◆ Excerto do documento ◆
┄┄┄┄┄┄┄┄┄┄

O BE vai dar entrada com este projecto de lei, mas a deputada Marisa Matias admite não ter a garantia de que possa vir a ser agendado para discussão e votação antes das férias parlamentares. Contudo, o objectivo será dar enquadramento legal aos centros de PMA para que possam evitar a destruição deste material biológico, revelando que tem conhecimento que estão a ser dadas orientações aos centros nesse sentido.

Esta semana, no Parlamento, o Conselho Nacional de Procriação Medicamente Assistida (CNPMA) defendeu que apenas o Parlamento pode evitar a destruição de embriões para tratamentos de infertilidade com o fim da norma transitória que impediu a sua destruição nos últimos cinco anos.

┄┄┄┄┄┄┄┄┄┄

Dados armazenados
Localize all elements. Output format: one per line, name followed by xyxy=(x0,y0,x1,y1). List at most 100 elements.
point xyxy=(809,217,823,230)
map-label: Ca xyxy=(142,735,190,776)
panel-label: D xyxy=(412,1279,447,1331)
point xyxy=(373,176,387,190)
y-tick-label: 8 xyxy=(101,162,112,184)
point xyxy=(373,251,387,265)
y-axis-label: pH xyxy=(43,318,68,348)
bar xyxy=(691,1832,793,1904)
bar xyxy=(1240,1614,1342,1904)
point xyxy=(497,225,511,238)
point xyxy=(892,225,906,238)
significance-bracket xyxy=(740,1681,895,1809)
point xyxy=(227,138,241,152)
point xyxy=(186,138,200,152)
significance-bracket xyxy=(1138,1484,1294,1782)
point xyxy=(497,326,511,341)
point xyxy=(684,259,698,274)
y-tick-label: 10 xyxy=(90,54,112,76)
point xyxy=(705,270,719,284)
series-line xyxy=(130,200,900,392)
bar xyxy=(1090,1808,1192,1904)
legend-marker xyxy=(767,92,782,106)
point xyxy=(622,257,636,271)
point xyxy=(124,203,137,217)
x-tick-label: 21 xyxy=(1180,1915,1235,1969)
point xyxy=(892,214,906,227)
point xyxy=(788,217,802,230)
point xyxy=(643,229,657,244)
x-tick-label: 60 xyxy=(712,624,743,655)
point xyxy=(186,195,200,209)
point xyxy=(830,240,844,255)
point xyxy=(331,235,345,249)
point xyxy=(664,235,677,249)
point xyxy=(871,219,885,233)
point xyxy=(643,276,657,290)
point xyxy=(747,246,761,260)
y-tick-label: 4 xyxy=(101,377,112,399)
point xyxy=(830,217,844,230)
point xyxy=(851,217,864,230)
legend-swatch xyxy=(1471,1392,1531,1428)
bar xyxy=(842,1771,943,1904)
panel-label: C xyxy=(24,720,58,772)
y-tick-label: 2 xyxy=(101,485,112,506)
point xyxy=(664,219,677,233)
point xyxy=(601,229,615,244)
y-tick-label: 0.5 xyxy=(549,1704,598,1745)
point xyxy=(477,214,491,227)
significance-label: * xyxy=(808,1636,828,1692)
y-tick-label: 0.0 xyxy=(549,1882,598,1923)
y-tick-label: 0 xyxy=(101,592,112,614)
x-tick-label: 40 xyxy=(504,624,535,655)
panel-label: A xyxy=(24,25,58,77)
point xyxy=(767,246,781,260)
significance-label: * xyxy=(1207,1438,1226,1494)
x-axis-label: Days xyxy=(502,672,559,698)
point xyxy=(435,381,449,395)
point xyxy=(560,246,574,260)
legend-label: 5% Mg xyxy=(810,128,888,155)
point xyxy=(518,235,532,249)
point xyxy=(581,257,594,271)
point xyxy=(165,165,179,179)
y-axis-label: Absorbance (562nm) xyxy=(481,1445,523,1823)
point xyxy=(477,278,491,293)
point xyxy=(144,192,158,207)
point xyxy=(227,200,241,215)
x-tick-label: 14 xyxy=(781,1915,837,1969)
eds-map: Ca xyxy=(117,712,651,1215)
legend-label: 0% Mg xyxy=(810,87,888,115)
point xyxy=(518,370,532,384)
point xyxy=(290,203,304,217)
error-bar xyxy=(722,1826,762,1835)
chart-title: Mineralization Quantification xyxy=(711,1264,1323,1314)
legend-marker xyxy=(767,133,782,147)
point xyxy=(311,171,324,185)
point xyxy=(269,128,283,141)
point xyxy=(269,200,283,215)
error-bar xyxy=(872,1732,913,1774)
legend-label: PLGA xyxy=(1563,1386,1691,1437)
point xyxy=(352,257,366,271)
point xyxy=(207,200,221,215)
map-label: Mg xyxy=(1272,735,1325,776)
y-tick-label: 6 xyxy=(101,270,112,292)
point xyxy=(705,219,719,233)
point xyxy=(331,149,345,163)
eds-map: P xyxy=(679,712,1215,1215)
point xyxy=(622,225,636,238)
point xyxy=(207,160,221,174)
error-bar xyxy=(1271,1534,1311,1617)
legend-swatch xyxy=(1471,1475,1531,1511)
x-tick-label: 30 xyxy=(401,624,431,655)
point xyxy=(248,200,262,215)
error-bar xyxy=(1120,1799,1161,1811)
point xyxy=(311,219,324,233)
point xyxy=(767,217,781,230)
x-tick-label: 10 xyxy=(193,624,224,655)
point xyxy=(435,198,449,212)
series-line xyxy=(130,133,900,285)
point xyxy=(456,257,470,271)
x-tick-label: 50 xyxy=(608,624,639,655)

┄┄┄┄┄┄┄┄┄┄

◆ Verifique a compreensão ◆
**1.** Responda, com base no texto sobre a destruição de embriões:
(a) Que partido vai dar entrada com o projecto de lei?
(b) Que deputada admite não ter a garantia de que o projecto seja agendado antes das férias parlamentares?
(c) Durante quantos anos a norma transitória impediu a destruição dos embriões?
**2.** Prossiga o texto sobre a destruição de embriões a partir da sua última frase.
Os dados são material à parte e não se ligam ao texto.

◆ Respostas por tarefa ◆
**1.**
(a) O BE.
(b) Marisa Matias.
(c) Cinco anos.

**2.**
O novo regime de confidencialidade de dadores de gâmetas e embriões entrou em vigor no dia 1 de Agosto de 2019, tendo sido criada uma norma transitória para impedir a destruição imediata do material biológico ao permitir que os gâmetas (óvulos e espermatozoides) pudessem ser utilizados até três anos e os embriões doados até cinco anos, cujo prazo termina em Agosto.

Em declarações à agência Lusa, a presidente do CNPMA, Carla Rodrigues, afirmou que "este período transitório foi importantíssimo para resolver esse problema", mas sublinhou que há um acórdão do Tribunal Constitucional de 2018 para cumprir.

A Associação Portuguesa de Fertilidade lançou uma petição pública, que está a caminho das 1800 assinaturas, para impedir a destruição de "milhares de embriões e gâmetas" já em Agosto.

A petição aponta três possibilidades de actuação imediata, sendo a primeira que os casais que têm embriões criopreservados sob condição de anonimato contactem com urgência os centros onde o seu material biológico está guardado e indicar que abdicam da confidencialidade.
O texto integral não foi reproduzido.